╭─ TEXT

Histones are proteins that are working as multi-histone complexes and forming a backbone for the DNA to be wound around. The termini of those nucleosomes are hanging out of the nucleosome. These protein tails are target for a lot of different modifications, determining the state of the chromatin.

One very prominent modification is the methylation at histone 3, lysin 9 (H3K9me). These methylations are a hallmark of repression.

One interesting fact about histone modification is the capability to spread the state via reader proteins on the surrounding chromatin. So the information of e.g. "repressed state" may be spreaded over a locus, once introduced.

This is the point where the uniCAS system gets interesting. By introducing specific histone modification at several loci we should be able to regulate several genes at once, using a dCAS9 fusion with a specific methyltransferase that is known to specificly methylate histones.

for our device we have been using a part of the murine EHMT2 gene, the G9a. It is descirbed in literature, that, when targeted to an open locus via zinc finger proteins, it is able to repress expression from this locus. [9]

This is a system we can improve by using the dCAS9. So we fused the G9a to dCAS9 and assayed the function as an epigenetic repressor. As a test subject we chose the VEGF locus, as it is

  1. well characterized
  2. easy to measure by ELISA methods
  3. VEGF is known to be involved into tumorgenesis and therefore an interesting target for testing our system
  4. HEK293T cells have an open VEGF locus, so we do not have to artificially open the locus, before testing the system

Results

HEK293T cells were seeded into 24 well plates. These plates were transfected with our constructs, and targeted to open regions [10] of the VEGF locus. By specific histone modificaiton by G9a we should repress VEGF secretion into the medium. After 24 hours after medium change we harvested the supernatant and performed VEGF measurments by ELISA. Additionally we co-transfected a constitutive reporter (SEAP) as an internal standard to reduce mistake of non-transfected cells and cell number. A major problem of working with endogenous loci is the background of non-transfected cells which will display VEGF secretion, even though we have strong repression in other cells.

╰─

- _WORK REQUEST 1_: Reproduce the part of the text on histone modification that begins with the words containing "This is the" and ends with "specificly methylate histones.".
- _WORK REQUEST 2_: Translate this sentence from the text on histone modification into Spanish: "So we fused the G9a to dCAS9 and assayed the function as an epigenetic repressor."
- _WORK REQUEST 3_:
Answer these questions from the text on histone modification.
(a) What abbreviation is given for the modification called a hallmark of repression?
(b) Which locus was chosen as the test subject?
(c) Which constitutive reporter was co-transfected as an internal standard?

╭─ SUPPLIED DATA

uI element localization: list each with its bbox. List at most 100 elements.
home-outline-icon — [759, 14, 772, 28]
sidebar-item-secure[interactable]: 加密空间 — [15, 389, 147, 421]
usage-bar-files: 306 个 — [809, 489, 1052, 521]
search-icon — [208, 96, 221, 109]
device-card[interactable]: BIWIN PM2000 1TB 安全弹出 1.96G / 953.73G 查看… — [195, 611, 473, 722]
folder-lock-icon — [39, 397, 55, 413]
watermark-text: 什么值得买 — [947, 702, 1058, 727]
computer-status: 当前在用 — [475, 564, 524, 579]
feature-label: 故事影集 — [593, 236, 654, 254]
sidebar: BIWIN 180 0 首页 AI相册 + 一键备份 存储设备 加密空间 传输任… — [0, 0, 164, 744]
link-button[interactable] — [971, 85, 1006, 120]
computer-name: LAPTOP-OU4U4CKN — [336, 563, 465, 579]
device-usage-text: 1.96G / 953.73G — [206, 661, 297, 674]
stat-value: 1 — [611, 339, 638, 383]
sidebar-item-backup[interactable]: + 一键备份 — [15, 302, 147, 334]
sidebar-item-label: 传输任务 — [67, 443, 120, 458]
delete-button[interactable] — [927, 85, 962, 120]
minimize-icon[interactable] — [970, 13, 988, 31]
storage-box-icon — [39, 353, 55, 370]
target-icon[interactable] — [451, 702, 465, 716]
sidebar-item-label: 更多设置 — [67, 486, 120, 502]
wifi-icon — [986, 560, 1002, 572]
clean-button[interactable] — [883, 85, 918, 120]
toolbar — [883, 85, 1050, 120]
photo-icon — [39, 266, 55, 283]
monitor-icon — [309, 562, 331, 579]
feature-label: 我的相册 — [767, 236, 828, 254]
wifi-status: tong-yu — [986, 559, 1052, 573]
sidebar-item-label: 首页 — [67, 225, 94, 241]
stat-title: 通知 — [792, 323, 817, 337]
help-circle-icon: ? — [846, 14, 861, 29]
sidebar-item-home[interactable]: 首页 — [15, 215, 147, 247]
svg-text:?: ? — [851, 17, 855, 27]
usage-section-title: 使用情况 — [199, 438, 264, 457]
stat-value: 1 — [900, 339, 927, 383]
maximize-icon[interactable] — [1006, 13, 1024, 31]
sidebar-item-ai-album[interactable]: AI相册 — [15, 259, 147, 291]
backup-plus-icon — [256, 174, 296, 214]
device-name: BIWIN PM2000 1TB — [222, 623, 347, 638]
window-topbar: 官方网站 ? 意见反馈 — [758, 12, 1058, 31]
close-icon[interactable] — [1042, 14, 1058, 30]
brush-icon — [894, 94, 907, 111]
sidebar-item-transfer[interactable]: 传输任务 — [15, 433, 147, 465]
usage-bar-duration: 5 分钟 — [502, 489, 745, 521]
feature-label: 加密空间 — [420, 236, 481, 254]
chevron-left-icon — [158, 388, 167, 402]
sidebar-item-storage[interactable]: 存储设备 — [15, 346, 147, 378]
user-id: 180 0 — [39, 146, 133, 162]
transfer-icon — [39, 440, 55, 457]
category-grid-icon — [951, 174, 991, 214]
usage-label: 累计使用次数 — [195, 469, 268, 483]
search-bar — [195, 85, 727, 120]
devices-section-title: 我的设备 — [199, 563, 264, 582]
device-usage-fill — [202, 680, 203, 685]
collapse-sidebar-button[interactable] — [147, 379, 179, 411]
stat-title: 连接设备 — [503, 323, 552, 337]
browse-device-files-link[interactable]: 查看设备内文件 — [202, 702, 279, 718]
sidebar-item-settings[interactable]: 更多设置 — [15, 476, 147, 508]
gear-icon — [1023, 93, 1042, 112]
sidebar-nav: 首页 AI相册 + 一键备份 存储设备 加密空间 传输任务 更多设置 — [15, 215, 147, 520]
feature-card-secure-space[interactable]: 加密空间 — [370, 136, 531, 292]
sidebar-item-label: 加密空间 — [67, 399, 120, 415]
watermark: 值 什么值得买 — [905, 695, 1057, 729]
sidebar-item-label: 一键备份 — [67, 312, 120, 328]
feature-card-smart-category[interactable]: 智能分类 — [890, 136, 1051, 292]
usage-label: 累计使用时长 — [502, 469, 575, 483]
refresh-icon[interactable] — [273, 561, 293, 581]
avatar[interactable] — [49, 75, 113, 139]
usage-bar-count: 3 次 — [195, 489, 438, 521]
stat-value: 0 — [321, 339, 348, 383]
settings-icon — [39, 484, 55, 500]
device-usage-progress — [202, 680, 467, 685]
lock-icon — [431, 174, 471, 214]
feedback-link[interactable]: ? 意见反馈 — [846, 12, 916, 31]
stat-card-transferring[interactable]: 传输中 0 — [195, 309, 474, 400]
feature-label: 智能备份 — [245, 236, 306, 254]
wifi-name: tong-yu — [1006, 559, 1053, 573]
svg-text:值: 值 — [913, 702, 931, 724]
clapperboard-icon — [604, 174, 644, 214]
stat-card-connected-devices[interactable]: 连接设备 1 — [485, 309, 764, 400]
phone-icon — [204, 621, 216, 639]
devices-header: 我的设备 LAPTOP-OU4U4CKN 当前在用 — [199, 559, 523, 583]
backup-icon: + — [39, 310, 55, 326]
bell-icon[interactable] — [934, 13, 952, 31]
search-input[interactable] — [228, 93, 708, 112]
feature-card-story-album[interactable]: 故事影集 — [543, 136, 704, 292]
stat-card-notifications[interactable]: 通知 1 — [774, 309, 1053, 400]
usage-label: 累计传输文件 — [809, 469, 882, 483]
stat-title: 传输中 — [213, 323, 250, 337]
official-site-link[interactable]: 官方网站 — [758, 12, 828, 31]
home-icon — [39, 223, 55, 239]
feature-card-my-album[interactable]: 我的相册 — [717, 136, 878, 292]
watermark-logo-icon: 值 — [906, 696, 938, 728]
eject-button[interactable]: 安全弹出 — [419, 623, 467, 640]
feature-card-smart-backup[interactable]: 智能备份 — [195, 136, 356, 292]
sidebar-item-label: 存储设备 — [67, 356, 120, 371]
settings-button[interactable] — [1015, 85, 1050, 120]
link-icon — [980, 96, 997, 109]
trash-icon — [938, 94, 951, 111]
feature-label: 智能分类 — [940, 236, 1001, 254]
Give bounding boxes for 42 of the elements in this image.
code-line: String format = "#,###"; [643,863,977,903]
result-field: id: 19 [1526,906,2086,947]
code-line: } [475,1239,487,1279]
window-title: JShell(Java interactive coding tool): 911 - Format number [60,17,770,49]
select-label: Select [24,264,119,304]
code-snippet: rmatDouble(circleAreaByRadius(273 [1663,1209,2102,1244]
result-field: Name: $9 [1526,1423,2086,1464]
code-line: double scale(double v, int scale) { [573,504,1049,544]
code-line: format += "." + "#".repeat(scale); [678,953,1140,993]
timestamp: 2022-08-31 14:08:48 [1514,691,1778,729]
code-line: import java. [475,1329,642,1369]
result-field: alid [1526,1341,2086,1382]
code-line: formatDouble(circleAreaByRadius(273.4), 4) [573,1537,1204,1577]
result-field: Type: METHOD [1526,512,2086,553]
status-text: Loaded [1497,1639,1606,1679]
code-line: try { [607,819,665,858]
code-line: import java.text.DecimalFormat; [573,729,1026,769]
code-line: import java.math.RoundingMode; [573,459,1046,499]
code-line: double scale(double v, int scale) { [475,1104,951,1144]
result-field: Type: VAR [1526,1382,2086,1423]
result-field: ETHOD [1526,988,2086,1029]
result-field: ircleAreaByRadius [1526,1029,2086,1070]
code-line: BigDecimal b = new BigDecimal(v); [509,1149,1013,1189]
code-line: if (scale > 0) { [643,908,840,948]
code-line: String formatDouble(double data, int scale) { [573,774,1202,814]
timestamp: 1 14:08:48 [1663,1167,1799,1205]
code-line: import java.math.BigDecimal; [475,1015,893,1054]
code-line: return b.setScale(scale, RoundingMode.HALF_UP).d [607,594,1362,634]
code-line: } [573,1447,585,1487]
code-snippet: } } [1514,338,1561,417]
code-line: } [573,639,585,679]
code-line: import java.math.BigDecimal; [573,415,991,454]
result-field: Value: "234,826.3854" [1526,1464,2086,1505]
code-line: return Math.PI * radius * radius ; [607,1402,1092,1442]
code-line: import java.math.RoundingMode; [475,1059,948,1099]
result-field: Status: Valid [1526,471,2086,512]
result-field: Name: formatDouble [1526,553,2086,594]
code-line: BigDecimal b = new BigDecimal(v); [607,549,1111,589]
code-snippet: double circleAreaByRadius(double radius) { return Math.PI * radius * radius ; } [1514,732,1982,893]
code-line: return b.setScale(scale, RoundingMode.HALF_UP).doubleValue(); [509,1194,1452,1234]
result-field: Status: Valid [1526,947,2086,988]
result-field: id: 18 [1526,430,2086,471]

╰─

- _WRITTEN REPLY 1_:
This is the point where the uniCAS system gets interesting. By introducing specific histone modification at several loci we should be able to regulate several genes at once, using a dCAS9 fusion with a specific methyltransferase that is known to specificly methylate histones.

- _WRITTEN REPLY 2_: Así que fusionamos la G9a con dCAS9 y analizamos su función como represor epigenético.

- _WRITTEN REPLY 3_:
(a) H3K9me
(b) The VEGF locus
(c) SEAP